[WHAT IS NEEDED]
Copy out the entries exactly, from the first line to the last.

[PROVIDED RECORDS]
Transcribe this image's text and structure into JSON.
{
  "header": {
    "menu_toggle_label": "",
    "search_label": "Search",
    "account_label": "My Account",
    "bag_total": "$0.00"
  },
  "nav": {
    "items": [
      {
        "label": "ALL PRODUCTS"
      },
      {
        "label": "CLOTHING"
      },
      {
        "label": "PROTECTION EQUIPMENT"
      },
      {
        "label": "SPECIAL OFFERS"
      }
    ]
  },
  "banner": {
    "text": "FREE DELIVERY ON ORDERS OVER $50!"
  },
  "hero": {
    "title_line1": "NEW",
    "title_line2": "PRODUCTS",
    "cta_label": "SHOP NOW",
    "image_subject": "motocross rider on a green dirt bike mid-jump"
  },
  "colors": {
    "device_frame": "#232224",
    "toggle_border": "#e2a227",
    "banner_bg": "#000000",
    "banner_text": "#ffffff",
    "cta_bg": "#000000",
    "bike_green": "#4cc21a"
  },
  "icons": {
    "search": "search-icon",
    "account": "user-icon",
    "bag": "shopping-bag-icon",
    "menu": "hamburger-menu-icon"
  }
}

[THE RESPONSE]
Transcribe this image's text and structure into JSON.
{
  "header": {
    "menu_toggle_label": "",
    "search_label": "Search",
    "account_label": "My Account",
    "bag_total": "$0.00"
  },
  "nav": {
    "items": [
      {
        "label": "ALL PRODUCTS"
      },
      {
        "label": "CLOTHING"
      },
      {
        "label": "PROTECTION EQUIPMENT"
      },
      {
        "label": "SPECIAL OFFERS"
      }
    ]
  },
  "banner": {
    "text": "FREE DELIVERY ON ORDERS OVER $50!"
  },
  "hero": {
    "title_line1": "NEW",
    "title_line2": "PRODUCTS",
    "cta_label": "SHOP NOW",
    "image_subject": "motocross rider on a green dirt bike mid-jump"
  },
  "colors": {
    "device_frame": "#232224",
    "toggle_border": "#e2a227",
    "banner_bg": "#000000",
    "banner_text": "#ffffff",
    "cta_bg": "#000000",
    "bike_green": "#4cc21a"
  },
  "icons": {
    "search": "search-icon",
    "account": "user-icon",
    "bag": "shopping-bag-icon",
    "menu": "hamburger-menu-icon"
  }
}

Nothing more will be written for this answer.